■ **What to produce**
In the listing below, find every line containing "text" and copy it out.

■ **Available data**
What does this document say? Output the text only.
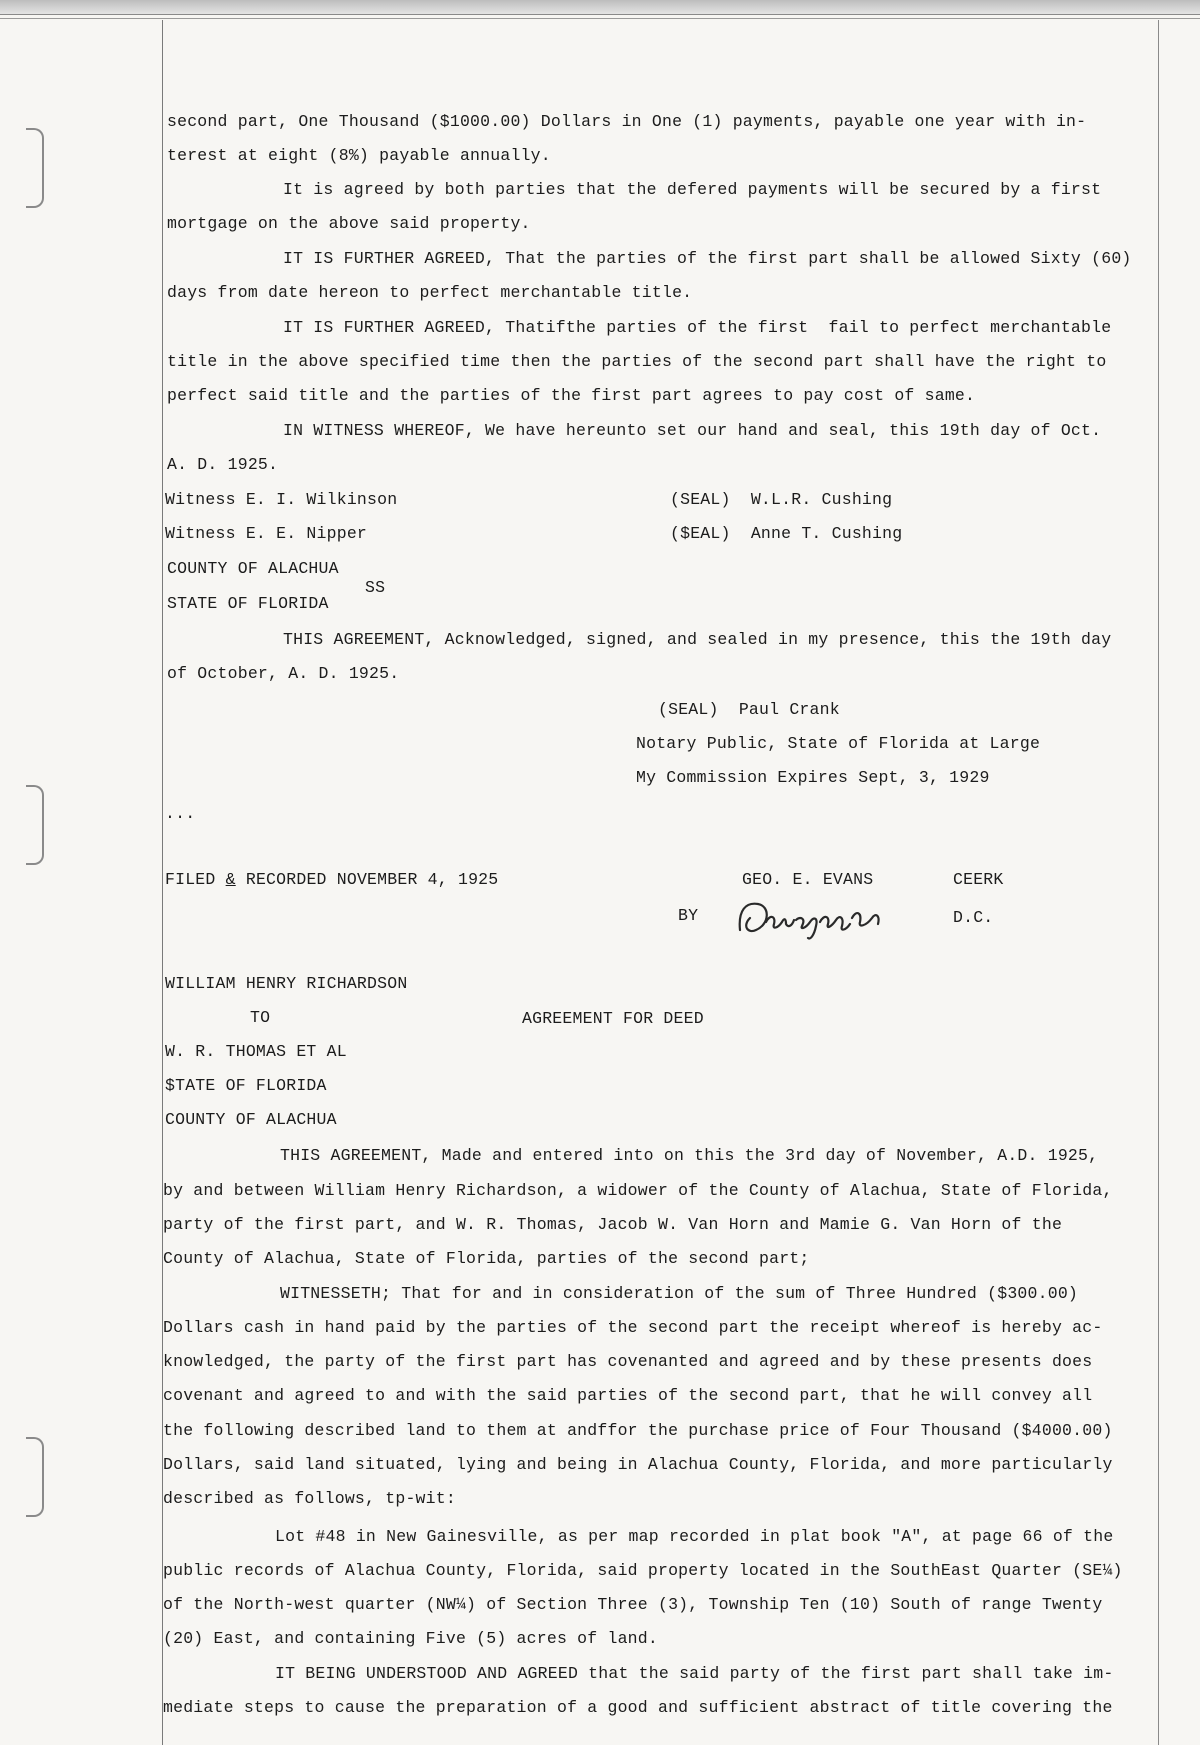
second part, One Thousand ($1000.00) Dollars in One (1) payments, payable one year with in-
terest at eight (8%) payable annually.
It is agreed by both parties that the defered payments will be secured by a first
mortgage on the above said property.
IT IS FURTHER AGREED, That the parties of the first part shall be allowed Sixty (60)
days from date hereon to perfect merchantable title.
IT IS FURTHER AGREED, Thatifthe parties of the first  fail to perfect merchantable
title in the above specified time then the parties of the second part shall have the right to
perfect said title and the parties of the first part agrees to pay cost of same.
IN WITNESS WHEREOF, We have hereunto set our hand and seal, this 19th day of Oct.
A. D. 1925.
Witness E. I. Wilkinson	(SEAL)  W.L.R. Cushing
Witness E. E. Nipper	($EAL)  Anne T. Cushing
COUNTY OF ALACHUA
SS
STATE OF FLORIDA
THIS AGREEMENT, Acknowledged, signed, and sealed in my presence, this the 19th day
of October, A. D. 1925.
(SEAL)  Paul Crank
Notary Public, State of Florida at Large
My Commission Expires Sept, 3, 1929
...
FILED & RECORDED NOVEMBER 4, 1925	GEO. E. EVANS	CEERK
BY	D.C.
WILLIAM HENRY RICHARDSON
TO	AGREEMENT FOR DEED
W. R. THOMAS ET AL
$TATE OF FLORIDA
COUNTY OF ALACHUA
THIS AGREEMENT, Made and entered into on this the 3rd day of November, A.D. 1925,
by and between William Henry Richardson, a widower of the County of Alachua, State of Florida,
party of the first part, and W. R. Thomas, Jacob W. Van Horn and Mamie G. Van Horn of the
County of Alachua, State of Florida, parties of the second part;
WITNESSETH; That for and in consideration of the sum of Three Hundred ($300.00)
Dollars cash in hand paid by the parties of the second part the receipt whereof is hereby ac-
knowledged, the party of the first part has covenanted and agreed and by these presents does
covenant and agreed to and with the said parties of the second part, that he will convey all
the following described land to them at andffor the purchase price of Four Thousand ($4000.00)
Dollars, said land situated, lying and being in Alachua County, Florida, and more particularly
described as follows, tp-wit:
Lot #48 in New Gainesville, as per map recorded in plat book "A", at page 66 of the
public records of Alachua County, Florida, said property located in the SouthEast Quarter (SE¼)
of the North-west quarter (NW¼) of Section Three (3), Township Ten (10) South of range Twenty
(20) East, and containing Five (5) acres of land.
IT BEING UNDERSTOOD AND AGREED that the said party of the first part shall take im-
mediate steps to cause the preparation of a good and sufficient abstract of title covering the
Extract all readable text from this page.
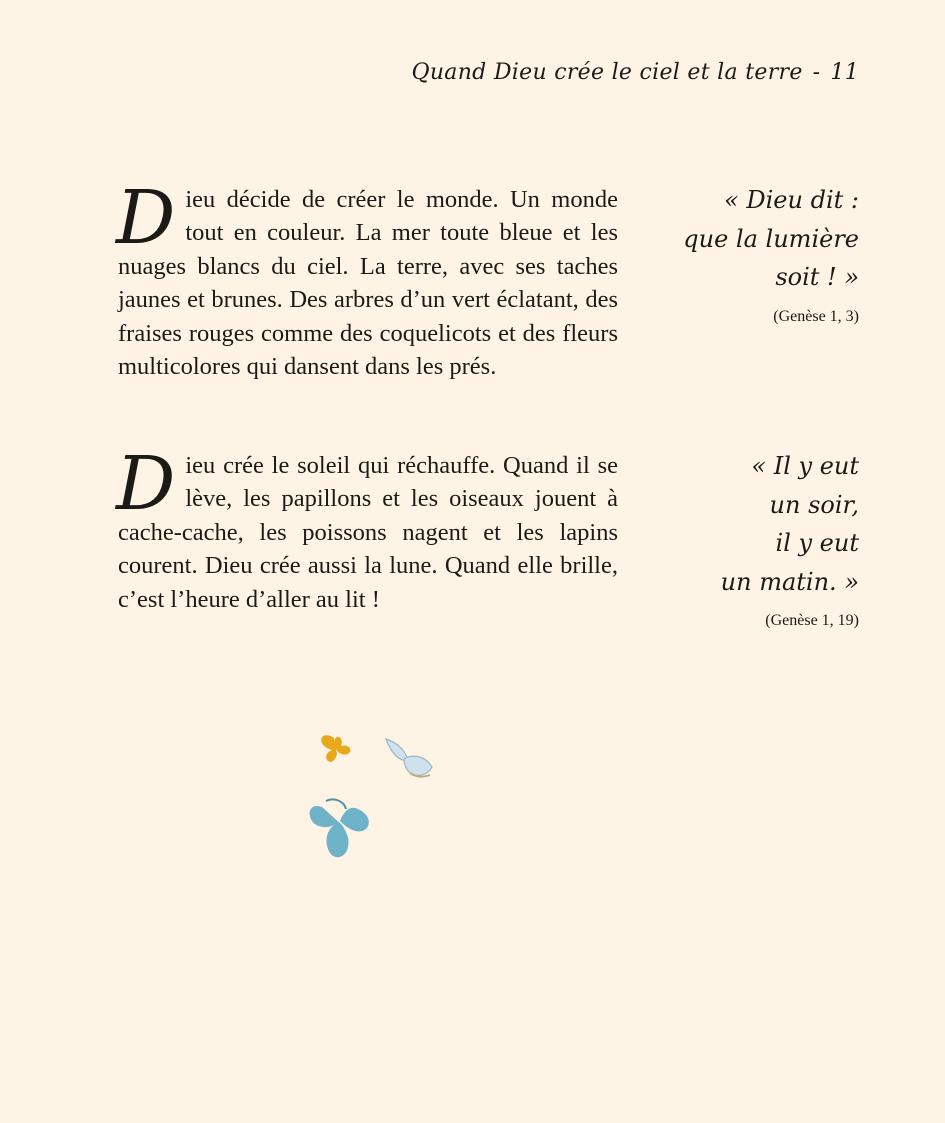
Quand Dieu crée le ciel et la terre - 11

Dieu décide de créer le monde. Un monde tout en couleur. La mer toute bleue et les nuages blancs du ciel. La terre, avec ses taches jaunes et brunes. Des arbres d’un vert éclatant, des fraises rouges comme des coquelicots et des fleurs multicolores qui dansent dans les prés.

Dieu crée le soleil qui réchauffe. Quand il se lève, les papillons et les oiseaux jouent à cache-cache, les poissons nagent et les lapins courent. Dieu crée aussi la lune. Quand elle brille, c’est l’heure d’aller au lit !

« Dieu dit :
que la lumière
soit ! »
(Genèse 1, 3)
« Il y eut
un soir,
il y eut
un matin. »
(Genèse 1, 19)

■ **Task result**
What does this document say? Output the text only.
Extract all readable text from this page.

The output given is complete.